Lift out all lines below that contain "pterigopalatino".

Dataset items:
╭──

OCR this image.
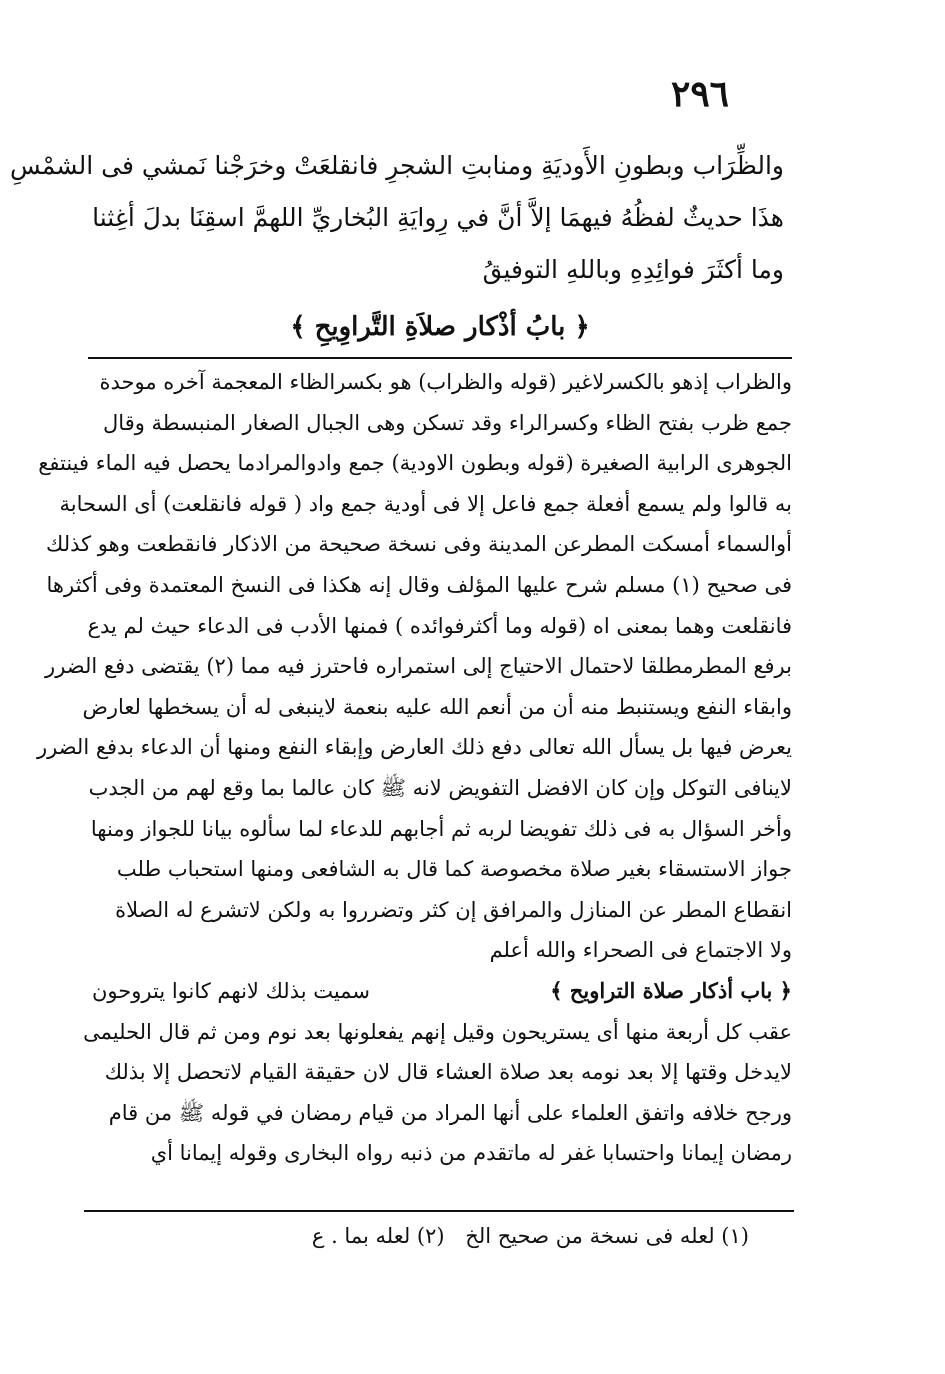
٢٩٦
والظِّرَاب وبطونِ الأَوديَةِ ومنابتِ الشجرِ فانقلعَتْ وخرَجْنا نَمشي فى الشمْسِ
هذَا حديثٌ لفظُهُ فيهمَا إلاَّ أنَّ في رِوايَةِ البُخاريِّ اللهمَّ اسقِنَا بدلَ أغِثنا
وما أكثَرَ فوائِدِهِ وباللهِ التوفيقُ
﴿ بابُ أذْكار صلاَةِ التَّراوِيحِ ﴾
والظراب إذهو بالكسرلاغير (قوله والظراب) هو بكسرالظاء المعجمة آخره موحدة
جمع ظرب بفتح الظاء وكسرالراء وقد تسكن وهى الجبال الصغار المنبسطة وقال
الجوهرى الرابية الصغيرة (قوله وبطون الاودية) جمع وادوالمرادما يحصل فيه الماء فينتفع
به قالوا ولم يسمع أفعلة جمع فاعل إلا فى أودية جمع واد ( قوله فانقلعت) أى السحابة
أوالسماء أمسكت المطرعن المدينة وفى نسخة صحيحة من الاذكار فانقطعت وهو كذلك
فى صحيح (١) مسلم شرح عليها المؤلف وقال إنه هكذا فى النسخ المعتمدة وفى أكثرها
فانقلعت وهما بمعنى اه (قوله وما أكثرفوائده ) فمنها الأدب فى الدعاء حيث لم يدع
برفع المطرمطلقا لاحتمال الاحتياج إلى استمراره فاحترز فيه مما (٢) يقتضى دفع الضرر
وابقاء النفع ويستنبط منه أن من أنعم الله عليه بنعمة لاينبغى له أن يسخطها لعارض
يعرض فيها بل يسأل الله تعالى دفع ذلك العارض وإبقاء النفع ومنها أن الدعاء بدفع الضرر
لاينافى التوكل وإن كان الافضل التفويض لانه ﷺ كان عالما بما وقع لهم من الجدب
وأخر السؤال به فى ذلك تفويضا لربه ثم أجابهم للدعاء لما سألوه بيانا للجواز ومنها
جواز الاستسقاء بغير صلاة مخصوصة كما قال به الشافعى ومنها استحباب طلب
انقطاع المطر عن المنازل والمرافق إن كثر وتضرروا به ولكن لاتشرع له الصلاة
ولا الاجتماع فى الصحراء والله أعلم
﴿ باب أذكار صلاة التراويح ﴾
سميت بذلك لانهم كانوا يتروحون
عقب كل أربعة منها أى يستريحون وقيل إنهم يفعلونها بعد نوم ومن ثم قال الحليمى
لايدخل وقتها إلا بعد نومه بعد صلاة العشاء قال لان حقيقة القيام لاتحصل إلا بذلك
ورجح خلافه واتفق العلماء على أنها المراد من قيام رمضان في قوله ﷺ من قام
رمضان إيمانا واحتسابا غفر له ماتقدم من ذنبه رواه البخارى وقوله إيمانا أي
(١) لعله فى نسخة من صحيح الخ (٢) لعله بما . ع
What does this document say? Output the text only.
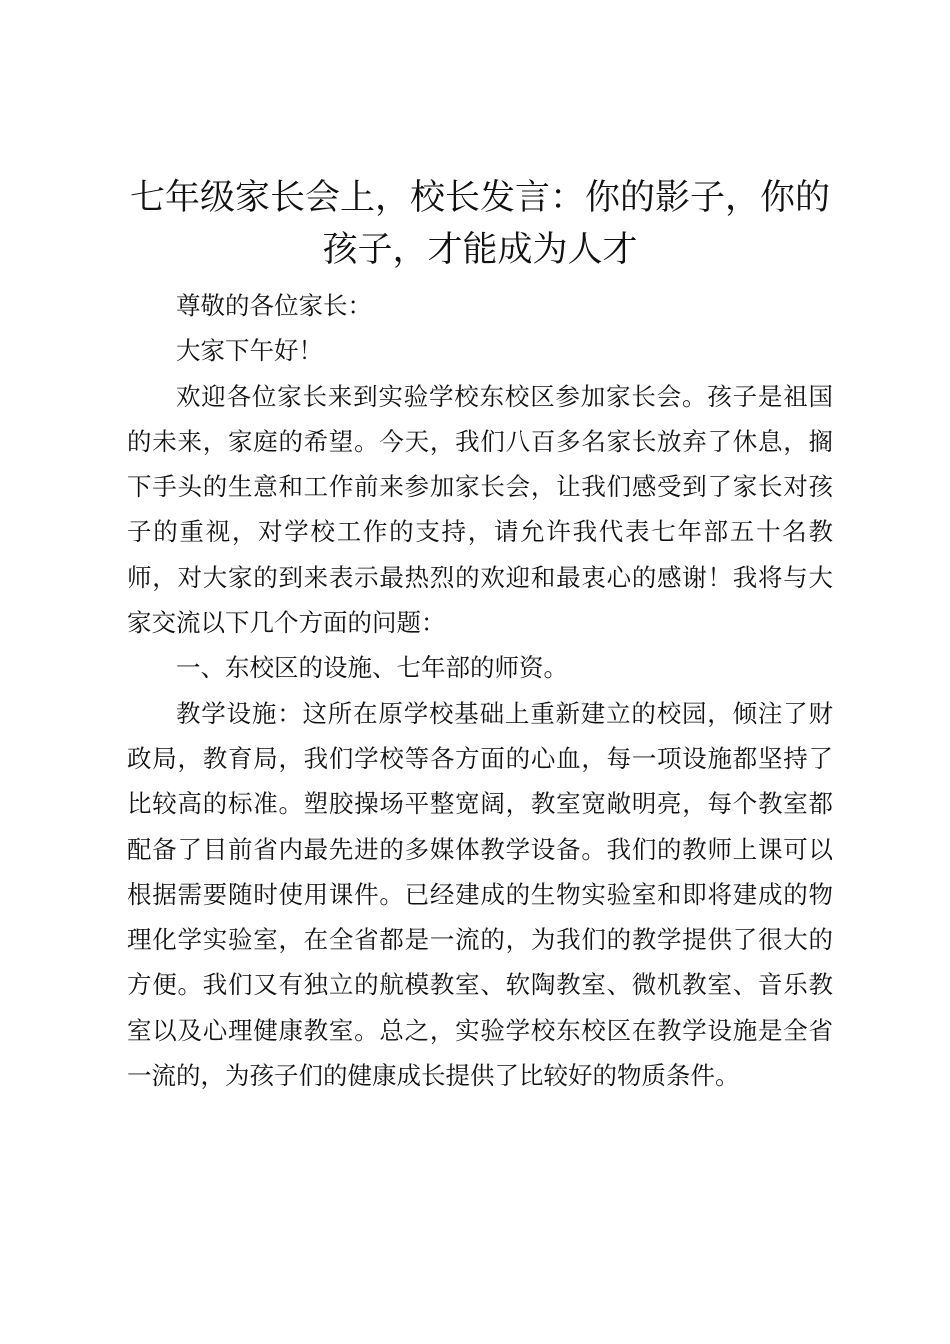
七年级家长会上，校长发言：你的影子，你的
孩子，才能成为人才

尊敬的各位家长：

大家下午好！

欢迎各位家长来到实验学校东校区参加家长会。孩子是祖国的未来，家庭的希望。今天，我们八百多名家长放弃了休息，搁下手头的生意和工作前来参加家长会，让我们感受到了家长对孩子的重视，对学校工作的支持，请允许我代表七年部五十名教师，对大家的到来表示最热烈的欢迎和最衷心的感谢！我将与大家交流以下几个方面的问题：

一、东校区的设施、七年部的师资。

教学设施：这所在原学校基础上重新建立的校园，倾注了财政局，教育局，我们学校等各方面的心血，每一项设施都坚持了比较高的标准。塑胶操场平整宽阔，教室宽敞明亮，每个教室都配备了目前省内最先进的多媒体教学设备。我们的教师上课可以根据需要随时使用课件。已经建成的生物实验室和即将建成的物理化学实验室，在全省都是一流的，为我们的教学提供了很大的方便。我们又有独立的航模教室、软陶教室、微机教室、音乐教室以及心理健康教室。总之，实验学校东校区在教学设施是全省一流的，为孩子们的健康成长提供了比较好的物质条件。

╰──
╭──

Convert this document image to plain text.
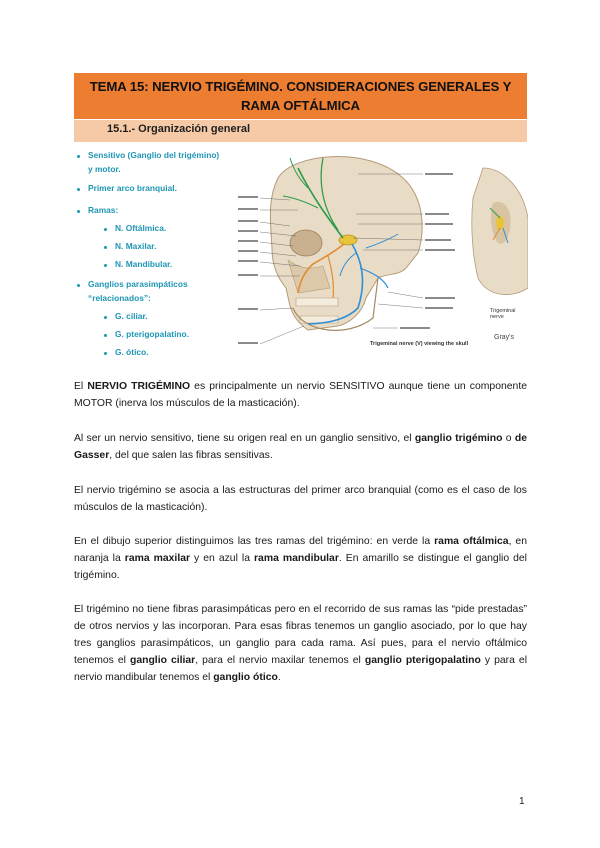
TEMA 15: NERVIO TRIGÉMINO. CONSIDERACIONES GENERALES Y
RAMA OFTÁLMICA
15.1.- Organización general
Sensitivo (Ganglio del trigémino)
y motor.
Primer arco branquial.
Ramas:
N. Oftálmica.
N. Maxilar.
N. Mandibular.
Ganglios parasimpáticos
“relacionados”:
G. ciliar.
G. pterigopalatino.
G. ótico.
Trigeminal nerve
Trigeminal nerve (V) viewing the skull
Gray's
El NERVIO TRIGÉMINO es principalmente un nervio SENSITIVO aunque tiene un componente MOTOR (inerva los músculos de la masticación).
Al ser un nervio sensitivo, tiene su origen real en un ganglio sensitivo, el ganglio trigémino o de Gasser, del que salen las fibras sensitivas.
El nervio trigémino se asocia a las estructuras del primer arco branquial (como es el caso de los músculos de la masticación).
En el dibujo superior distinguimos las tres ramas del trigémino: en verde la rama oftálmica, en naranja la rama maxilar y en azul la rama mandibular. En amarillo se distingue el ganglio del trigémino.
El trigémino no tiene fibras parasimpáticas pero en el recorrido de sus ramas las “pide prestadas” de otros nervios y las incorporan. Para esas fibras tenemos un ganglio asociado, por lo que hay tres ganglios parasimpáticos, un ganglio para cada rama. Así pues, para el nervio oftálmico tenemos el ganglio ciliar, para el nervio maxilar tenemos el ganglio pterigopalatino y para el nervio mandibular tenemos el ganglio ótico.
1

╰──
╭──

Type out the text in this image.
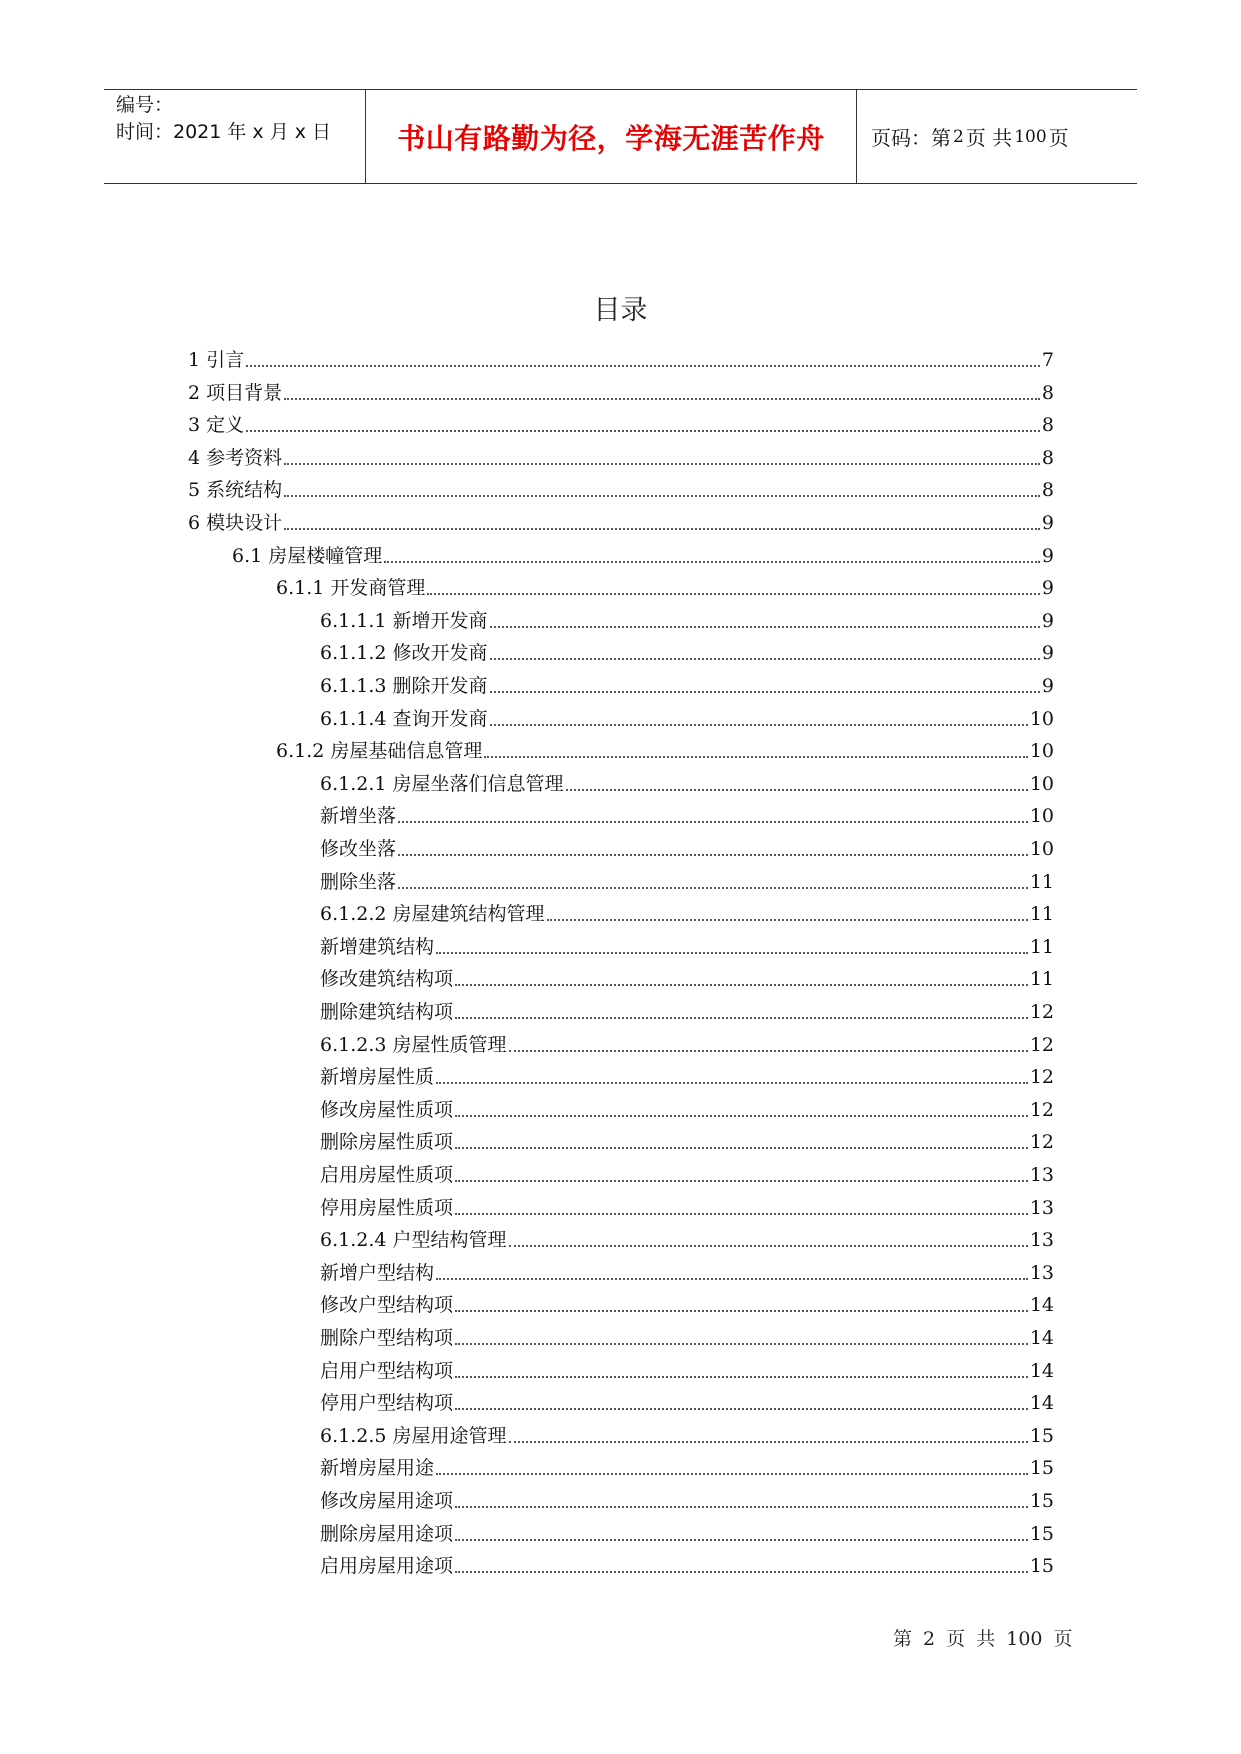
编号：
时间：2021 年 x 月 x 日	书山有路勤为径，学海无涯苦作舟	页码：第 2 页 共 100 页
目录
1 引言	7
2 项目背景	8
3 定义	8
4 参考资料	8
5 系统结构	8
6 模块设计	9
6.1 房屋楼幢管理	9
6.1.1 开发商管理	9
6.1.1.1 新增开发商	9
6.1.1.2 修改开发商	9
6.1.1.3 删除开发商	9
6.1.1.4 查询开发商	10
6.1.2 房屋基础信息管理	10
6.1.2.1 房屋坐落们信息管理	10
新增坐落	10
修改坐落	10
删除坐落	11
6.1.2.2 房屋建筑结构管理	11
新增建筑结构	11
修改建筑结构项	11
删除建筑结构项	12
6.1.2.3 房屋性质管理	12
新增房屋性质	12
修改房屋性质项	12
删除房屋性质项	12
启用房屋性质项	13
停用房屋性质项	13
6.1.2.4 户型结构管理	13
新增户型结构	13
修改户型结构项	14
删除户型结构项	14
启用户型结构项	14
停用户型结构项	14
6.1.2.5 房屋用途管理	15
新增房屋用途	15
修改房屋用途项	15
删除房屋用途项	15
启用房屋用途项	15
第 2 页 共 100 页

╰──

• _Answer to this exercise_
G. pterigopalatino.
El trigémino no tiene fibras parasimpáticas pero en el recorrido de sus ramas las “pide prestadas” de otros nervios y las incorporan. Para esas fibras tenemos un ganglio asociado, por lo que hay tres ganglios parasimpáticos, un ganglio para cada rama. Así pues, para el nervio oftálmico tenemos el ganglio ciliar, para el nervio maxilar tenemos el ganglio pterigopalatino y para el nervio mandibular tenemos el ganglio ótico.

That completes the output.